_Problem requirements_. Omit every picture and return the rest of the data unaltered.

══ Input data

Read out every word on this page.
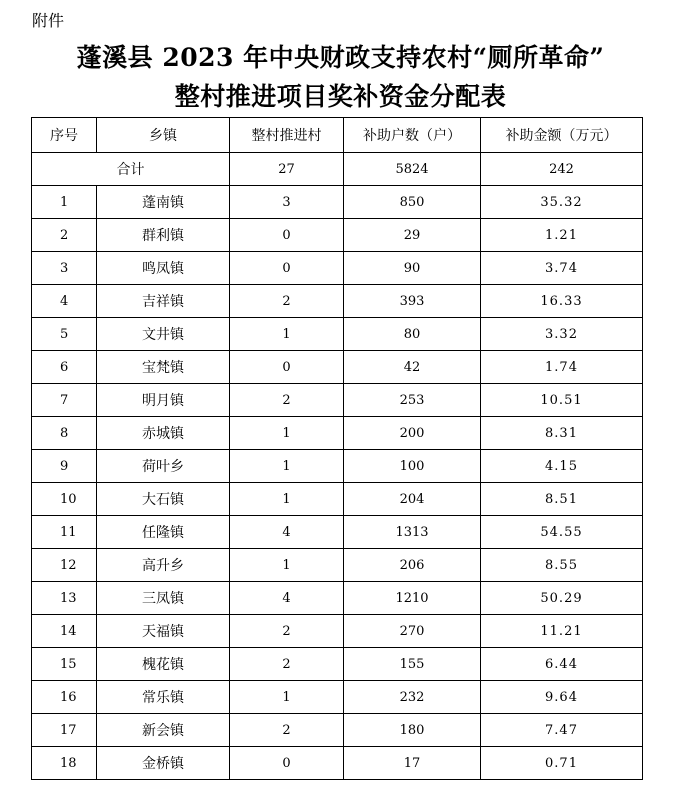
附件
蓬溪县 2023 年中央财政支持农村“厕所革命”
整村推进项目奖补资金分配表
序号	乡镇	整村推进村	补助户数（户）	补助金额（万元）
合计		27	5824	242
1	蓬南镇	3	850	35.32
2	群利镇	0	29	1.21
3	鸣凤镇	0	90	3.74
4	吉祥镇	2	393	16.33
5	文井镇	1	80	3.32
6	宝梵镇	0	42	1.74
7	明月镇	2	253	10.51
8	赤城镇	1	200	8.31
9	荷叶乡	1	100	4.15
10	大石镇	1	204	8.51
11	任隆镇	4	1313	54.55
12	高升乡	1	206	8.55
13	三凤镇	4	1210	50.29
14	天福镇	2	270	11.21
15	槐花镇	2	155	6.44
16	常乐镇	1	232	9.64
17	新会镇	2	180	7.47
18	金桥镇	0	17	0.71
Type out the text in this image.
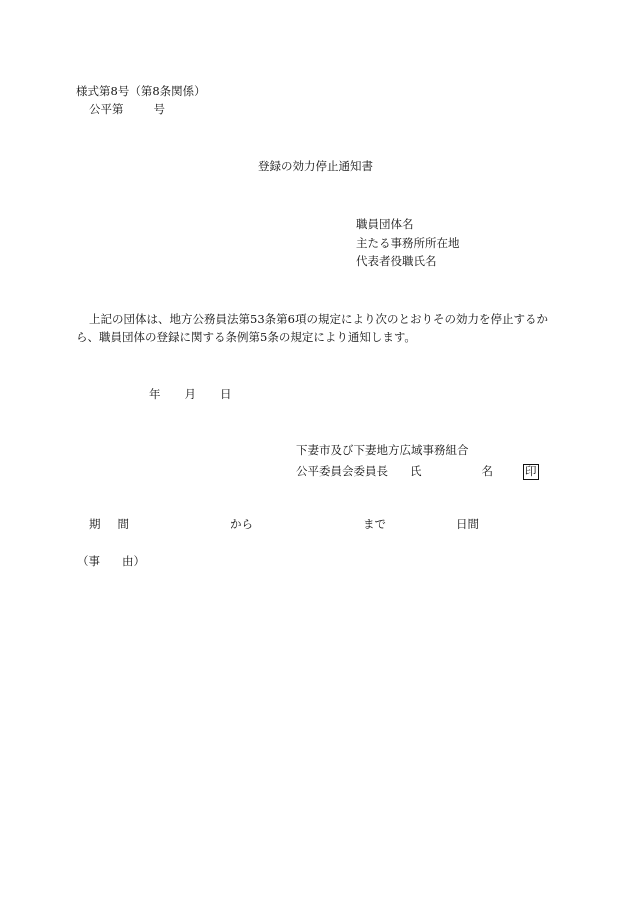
様式第8号（第8条関係）
公平第	号
登録の効力停止通知書
職員団体名
主たる事務所所在地
代表者役職氏名

上記の団体は、地方公務員法第53条第6項の規定により次のとおりその効力を停止するから、職員団体の登録に関する条例第5条の規定により通知します。

年 月 日
下妻市及び下妻地方広域事務組合
公平委員会委員長 氏	名	印
期 間	から	まで	日間
（事 由）
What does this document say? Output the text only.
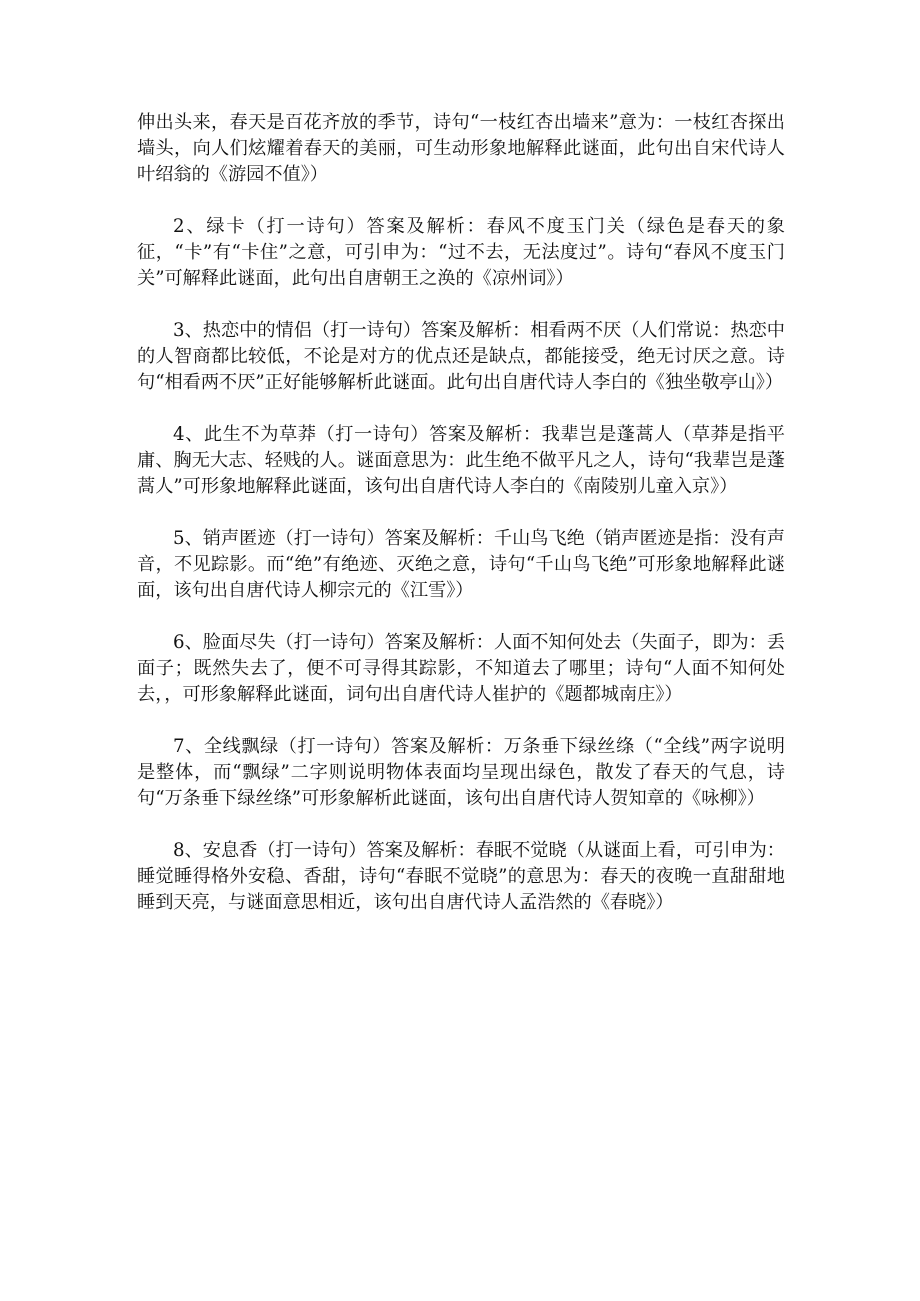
伸出头来，春天是百花齐放的季节，诗句“一枝红杏出墙来”意为：一枝红杏探出墙头，向人们炫耀着春天的美丽，可生动形象地解释此谜面，此句出自宋代诗人叶绍翁的《游园不值》）

2、绿卡（打一诗句）答案及解析：春风不度玉门关（绿色是春天的象征，“卡”有“卡住”之意，可引申为：“过不去，无法度过”。诗句“春风不度玉门关”可解释此谜面，此句出自唐朝王之涣的《凉州词》）

3、热恋中的情侣（打一诗句）答案及解析：相看两不厌（人们常说：热恋中的人智商都比较低，不论是对方的优点还是缺点，都能接受，绝无讨厌之意。诗句“相看两不厌”正好能够解析此谜面。此句出自唐代诗人李白的《独坐敬亭山》）

4、此生不为草莽（打一诗句）答案及解析：我辈岂是蓬蒿人（草莽是指平庸、胸无大志、轻贱的人。谜面意思为：此生绝不做平凡之人，诗句“我辈岂是蓬蒿人”可形象地解释此谜面，该句出自唐代诗人李白的《南陵别儿童入京》）

5、销声匿迹（打一诗句）答案及解析：千山鸟飞绝（销声匿迹是指：没有声音，不见踪影。而“绝”有绝迹、灭绝之意，诗句“千山鸟飞绝”可形象地解释此谜面，该句出自唐代诗人柳宗元的《江雪》）

6、脸面尽失（打一诗句）答案及解析：人面不知何处去（失面子，即为：丢面子；既然失去了，便不可寻得其踪影，不知道去了哪里；诗句“人面不知何处去，，可形象解释此谜面，词句出自唐代诗人崔护的《题都城南庄》）

7、全线飘绿（打一诗句）答案及解析：万条垂下绿丝绦（“全线”两字说明是整体，而“飘绿”二字则说明物体表面均呈现出绿色，散发了春天的气息，诗句“万条垂下绿丝绦”可形象解析此谜面，该句出自唐代诗人贺知章的《咏柳》）

8、安息香（打一诗句）答案及解析：春眠不觉晓（从谜面上看，可引申为：睡觉睡得格外安稳、香甜，诗句“春眠不觉晓”的意思为：春天的夜晚一直甜甜地睡到天亮，与谜面意思相近，该句出自唐代诗人孟浩然的《春晓》）
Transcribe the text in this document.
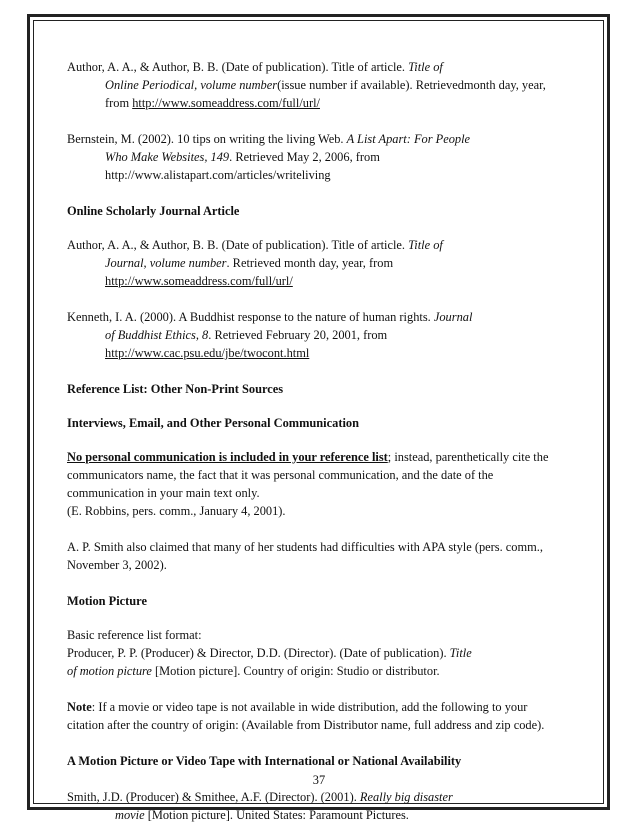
Author, A. A., & Author, B. B. (Date of publication). Title of article. Title of
Online Periodical, volume number(issue number if available). Retrievedmonth day, year,
from http://www.someaddress.com/full/url/
Bernstein, M. (2002). 10 tips on writing the living Web. A List Apart: For People
Who Make Websites, 149. Retrieved May 2, 2006, from
http://www.alistapart.com/articles/writeliving

Online Scholarly Journal Article

Author, A. A., & Author, B. B. (Date of publication). Title of article. Title of
Journal, volume number. Retrieved month day, year, from
http://www.someaddress.com/full/url/
Kenneth, I. A. (2000). A Buddhist response to the nature of human rights. Journal
of Buddhist Ethics, 8. Retrieved February 20, 2001, from
http://www.cac.psu.edu/jbe/twocont.html

Reference List: Other Non-Print Sources

Interviews, Email, and Other Personal Communication

No personal communication is included in your reference list; instead, parenthetically cite the

communicators name, the fact that it was personal communication, and the date of the

communication in your main text only.

(E. Robbins, pers. comm., January 4, 2001).

A. P. Smith also claimed that many of her students had difficulties with APA style (pers. comm.,

November 3, 2002).

Motion Picture

Basic reference list format:

Producer, P. P. (Producer) & Director, D.D. (Director). (Date of publication). Title

of motion picture [Motion picture]. Country of origin: Studio or distributor.

Note: If a movie or video tape is not available in wide distribution, add the following to your

citation after the country of origin: (Available from Distributor name, full address and zip code).

A Motion Picture or Video Tape with International or National Availability

Smith, J.D. (Producer) & Smithee, A.F. (Director). (2001). Really big disaster
movie [Motion picture]. United States: Paramount Pictures.
37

════

_Written solution_.
Read out every word on this page.
附件
蓬溪县 2023 年中央财政支持农村“厕所革命”
整村推进项目奖补资金分配表
序号	乡镇	整村推进村	补助户数（户）	补助金额（万元）
合计		27	5824	242
1	蓬南镇	3	850	35.32
2	群利镇	0	29	1.21
3	鸣凤镇	0	90	3.74
4	吉祥镇	2	393	16.33
5	文井镇	1	80	3.32
6	宝梵镇	0	42	1.74
7	明月镇	2	253	10.51
8	赤城镇	1	200	8.31
9	荷叶乡	1	100	4.15
10	大石镇	1	204	8.51
11	任隆镇	4	1313	54.55
12	高升乡	1	206	8.55
13	三凤镇	4	1210	50.29
14	天福镇	2	270	11.21
15	槐花镇	2	155	6.44
16	常乐镇	1	232	9.64
17	新会镇	2	180	7.47
18	金桥镇	0	17	0.71
Type out the text in this image.
様式第8号（第8条関係）
公平第	号
登録の効力停止通知書
職員団体名
主たる事務所所在地
代表者役職氏名

上記の団体は、地方公務員法第53条第6項の規定により次のとおりその効力を停止するから、職員団体の登録に関する条例第5条の規定により通知します。

年 月 日
下妻市及び下妻地方広域事務組合
公平委員会委員長 氏	名	印
期 間	から	まで	日間
（事 由）
What does this document say? Output the text only.
伸出头来，春天是百花齐放的季节，诗句“一枝红杏出墙来”意为：一枝红杏探出墙头，向人们炫耀着春天的美丽，可生动形象地解释此谜面，此句出自宋代诗人叶绍翁的《游园不值》）

2、绿卡（打一诗句）答案及解析：春风不度玉门关（绿色是春天的象征，“卡”有“卡住”之意，可引申为：“过不去，无法度过”。诗句“春风不度玉门关”可解释此谜面，此句出自唐朝王之涣的《凉州词》）

3、热恋中的情侣（打一诗句）答案及解析：相看两不厌（人们常说：热恋中的人智商都比较低，不论是对方的优点还是缺点，都能接受，绝无讨厌之意。诗句“相看两不厌”正好能够解析此谜面。此句出自唐代诗人李白的《独坐敬亭山》）

4、此生不为草莽（打一诗句）答案及解析：我辈岂是蓬蒿人（草莽是指平庸、胸无大志、轻贱的人。谜面意思为：此生绝不做平凡之人，诗句“我辈岂是蓬蒿人”可形象地解释此谜面，该句出自唐代诗人李白的《南陵别儿童入京》）

5、销声匿迹（打一诗句）答案及解析：千山鸟飞绝（销声匿迹是指：没有声音，不见踪影。而“绝”有绝迹、灭绝之意，诗句“千山鸟飞绝”可形象地解释此谜面，该句出自唐代诗人柳宗元的《江雪》）

6、脸面尽失（打一诗句）答案及解析：人面不知何处去（失面子，即为：丢面子；既然失去了，便不可寻得其踪影，不知道去了哪里；诗句“人面不知何处去，，可形象解释此谜面，词句出自唐代诗人崔护的《题都城南庄》）

7、全线飘绿（打一诗句）答案及解析：万条垂下绿丝绦（“全线”两字说明是整体，而“飘绿”二字则说明物体表面均呈现出绿色，散发了春天的气息，诗句“万条垂下绿丝绦”可形象解析此谜面，该句出自唐代诗人贺知章的《咏柳》）

8、安息香（打一诗句）答案及解析：春眠不觉晓（从谜面上看，可引申为：睡觉睡得格外安稳、香甜，诗句“春眠不觉晓”的意思为：春天的夜晚一直甜甜地睡到天亮，与谜面意思相近，该句出自唐代诗人孟浩然的《春晓》）
Transcribe the text in this document.
Author, A. A., & Author, B. B. (Date of publication). Title of article. Title of
Online Periodical, volume number(issue number if available). Retrievedmonth day, year,
from http://www.someaddress.com/full/url/
Bernstein, M. (2002). 10 tips on writing the living Web. A List Apart: For People
Who Make Websites, 149. Retrieved May 2, 2006, from
http://www.alistapart.com/articles/writeliving

Online Scholarly Journal Article

Author, A. A., & Author, B. B. (Date of publication). Title of article. Title of
Journal, volume number. Retrieved month day, year, from
http://www.someaddress.com/full/url/
Kenneth, I. A. (2000). A Buddhist response to the nature of human rights. Journal
of Buddhist Ethics, 8. Retrieved February 20, 2001, from
http://www.cac.psu.edu/jbe/twocont.html

Reference List: Other Non-Print Sources

Interviews, Email, and Other Personal Communication

No personal communication is included in your reference list; instead, parenthetically cite the

communicators name, the fact that it was personal communication, and the date of the

communication in your main text only.

(E. Robbins, pers. comm., January 4, 2001).

A. P. Smith also claimed that many of her students had difficulties with APA style (pers. comm.,

November 3, 2002).

Motion Picture

Basic reference list format:

Producer, P. P. (Producer) & Director, D.D. (Director). (Date of publication). Title

of motion picture [Motion picture]. Country of origin: Studio or distributor.

Note: If a movie or video tape is not available in wide distribution, add the following to your

citation after the country of origin: (Available from Distributor name, full address and zip code).

A Motion Picture or Video Tape with International or National Availability

Smith, J.D. (Producer) & Smithee, A.F. (Director). (2001). Really big disaster
movie [Motion picture]. United States: Paramount Pictures.
37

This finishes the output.